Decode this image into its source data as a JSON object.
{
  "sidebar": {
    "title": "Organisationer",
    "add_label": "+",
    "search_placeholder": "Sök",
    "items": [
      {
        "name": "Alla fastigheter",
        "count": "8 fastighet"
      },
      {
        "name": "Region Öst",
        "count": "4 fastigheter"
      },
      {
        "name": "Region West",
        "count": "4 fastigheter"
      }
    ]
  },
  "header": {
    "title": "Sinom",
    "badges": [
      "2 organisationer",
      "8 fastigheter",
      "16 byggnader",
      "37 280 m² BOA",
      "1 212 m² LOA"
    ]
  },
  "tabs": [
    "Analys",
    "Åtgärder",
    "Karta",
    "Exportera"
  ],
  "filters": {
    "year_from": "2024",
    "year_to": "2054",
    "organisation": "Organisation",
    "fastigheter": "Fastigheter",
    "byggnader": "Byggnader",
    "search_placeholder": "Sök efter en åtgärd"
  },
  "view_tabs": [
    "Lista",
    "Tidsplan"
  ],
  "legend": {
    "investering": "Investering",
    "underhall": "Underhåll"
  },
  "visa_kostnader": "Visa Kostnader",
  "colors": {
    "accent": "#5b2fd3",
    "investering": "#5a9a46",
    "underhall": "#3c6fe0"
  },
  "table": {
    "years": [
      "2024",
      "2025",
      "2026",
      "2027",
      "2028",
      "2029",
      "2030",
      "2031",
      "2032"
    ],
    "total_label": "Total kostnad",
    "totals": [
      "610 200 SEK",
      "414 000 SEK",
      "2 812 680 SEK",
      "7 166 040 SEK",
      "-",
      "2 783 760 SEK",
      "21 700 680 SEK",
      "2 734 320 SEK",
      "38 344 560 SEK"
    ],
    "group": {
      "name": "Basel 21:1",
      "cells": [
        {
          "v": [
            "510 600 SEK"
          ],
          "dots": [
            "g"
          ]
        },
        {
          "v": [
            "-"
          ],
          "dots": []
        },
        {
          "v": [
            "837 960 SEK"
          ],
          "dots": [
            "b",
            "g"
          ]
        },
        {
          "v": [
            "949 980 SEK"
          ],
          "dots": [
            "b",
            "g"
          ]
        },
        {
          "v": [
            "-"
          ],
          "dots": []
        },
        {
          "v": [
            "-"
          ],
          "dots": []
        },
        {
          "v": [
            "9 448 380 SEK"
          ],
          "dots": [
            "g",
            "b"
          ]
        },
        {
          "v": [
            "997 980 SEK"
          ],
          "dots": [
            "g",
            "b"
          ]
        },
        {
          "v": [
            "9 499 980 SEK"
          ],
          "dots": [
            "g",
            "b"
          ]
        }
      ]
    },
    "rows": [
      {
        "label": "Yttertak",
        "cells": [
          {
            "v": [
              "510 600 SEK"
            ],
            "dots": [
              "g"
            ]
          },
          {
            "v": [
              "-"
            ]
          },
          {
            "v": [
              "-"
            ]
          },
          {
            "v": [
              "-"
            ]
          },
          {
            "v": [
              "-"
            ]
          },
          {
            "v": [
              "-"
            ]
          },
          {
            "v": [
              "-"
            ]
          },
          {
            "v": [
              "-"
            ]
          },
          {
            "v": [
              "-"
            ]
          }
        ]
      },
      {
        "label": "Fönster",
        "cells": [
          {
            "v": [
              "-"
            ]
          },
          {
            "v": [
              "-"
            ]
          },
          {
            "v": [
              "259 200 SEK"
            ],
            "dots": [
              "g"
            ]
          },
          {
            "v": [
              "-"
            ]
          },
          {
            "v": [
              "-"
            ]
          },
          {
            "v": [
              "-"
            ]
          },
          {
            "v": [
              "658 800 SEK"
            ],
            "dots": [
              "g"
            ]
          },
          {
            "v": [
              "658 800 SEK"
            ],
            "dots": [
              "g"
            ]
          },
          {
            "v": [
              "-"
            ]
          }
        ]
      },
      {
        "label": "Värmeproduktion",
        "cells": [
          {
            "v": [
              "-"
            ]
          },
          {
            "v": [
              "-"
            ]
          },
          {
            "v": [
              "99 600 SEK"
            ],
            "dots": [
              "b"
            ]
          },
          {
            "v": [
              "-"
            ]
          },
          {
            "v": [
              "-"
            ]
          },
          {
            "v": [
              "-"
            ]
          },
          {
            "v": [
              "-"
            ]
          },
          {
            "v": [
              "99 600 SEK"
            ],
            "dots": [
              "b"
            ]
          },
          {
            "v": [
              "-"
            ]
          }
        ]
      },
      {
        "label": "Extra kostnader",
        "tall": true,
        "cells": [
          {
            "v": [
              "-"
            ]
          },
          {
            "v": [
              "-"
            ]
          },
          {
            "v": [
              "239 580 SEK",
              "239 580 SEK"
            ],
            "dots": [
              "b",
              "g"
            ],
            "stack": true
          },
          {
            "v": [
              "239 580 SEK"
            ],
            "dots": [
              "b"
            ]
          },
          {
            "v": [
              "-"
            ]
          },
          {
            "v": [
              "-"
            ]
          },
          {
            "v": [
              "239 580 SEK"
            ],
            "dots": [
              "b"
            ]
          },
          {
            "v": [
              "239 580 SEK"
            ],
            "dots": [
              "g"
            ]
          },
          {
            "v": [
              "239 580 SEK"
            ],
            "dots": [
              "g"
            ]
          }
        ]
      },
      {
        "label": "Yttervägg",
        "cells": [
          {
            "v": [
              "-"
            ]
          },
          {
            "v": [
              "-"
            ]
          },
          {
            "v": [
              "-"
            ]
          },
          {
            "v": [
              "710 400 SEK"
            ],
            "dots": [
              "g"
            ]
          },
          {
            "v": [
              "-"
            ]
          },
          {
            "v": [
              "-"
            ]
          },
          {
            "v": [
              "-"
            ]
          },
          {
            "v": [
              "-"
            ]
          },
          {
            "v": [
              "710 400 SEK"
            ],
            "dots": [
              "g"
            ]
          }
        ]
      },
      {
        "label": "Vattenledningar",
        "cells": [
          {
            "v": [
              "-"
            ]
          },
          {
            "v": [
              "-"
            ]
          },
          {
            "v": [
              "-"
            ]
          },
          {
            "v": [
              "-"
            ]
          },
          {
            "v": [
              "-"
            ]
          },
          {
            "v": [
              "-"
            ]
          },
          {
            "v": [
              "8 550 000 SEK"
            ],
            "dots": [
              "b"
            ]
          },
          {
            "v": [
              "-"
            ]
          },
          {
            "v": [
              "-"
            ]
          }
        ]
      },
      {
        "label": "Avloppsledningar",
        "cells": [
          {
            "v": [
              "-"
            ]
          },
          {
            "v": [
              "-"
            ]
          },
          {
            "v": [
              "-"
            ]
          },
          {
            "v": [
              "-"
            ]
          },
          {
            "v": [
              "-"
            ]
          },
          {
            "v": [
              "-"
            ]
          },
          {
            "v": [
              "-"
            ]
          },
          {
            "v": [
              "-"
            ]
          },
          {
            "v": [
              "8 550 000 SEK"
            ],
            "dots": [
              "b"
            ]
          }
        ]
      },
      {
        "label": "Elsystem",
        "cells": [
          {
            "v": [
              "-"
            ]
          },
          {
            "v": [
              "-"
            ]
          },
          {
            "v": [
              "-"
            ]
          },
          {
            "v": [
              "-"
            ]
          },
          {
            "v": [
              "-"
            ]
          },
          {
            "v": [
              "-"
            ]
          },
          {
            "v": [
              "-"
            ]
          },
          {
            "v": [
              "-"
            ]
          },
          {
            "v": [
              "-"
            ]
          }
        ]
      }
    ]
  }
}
▬▬▬▬▬▬
| What needs to be done |
Read through the entries and copy each line in which "name" appears.

| Completed exercise |
        "name": "Alla fastigheter",
        "name": "Region Öst",
        "name": "Region West",
      "name": "Basel 21:1",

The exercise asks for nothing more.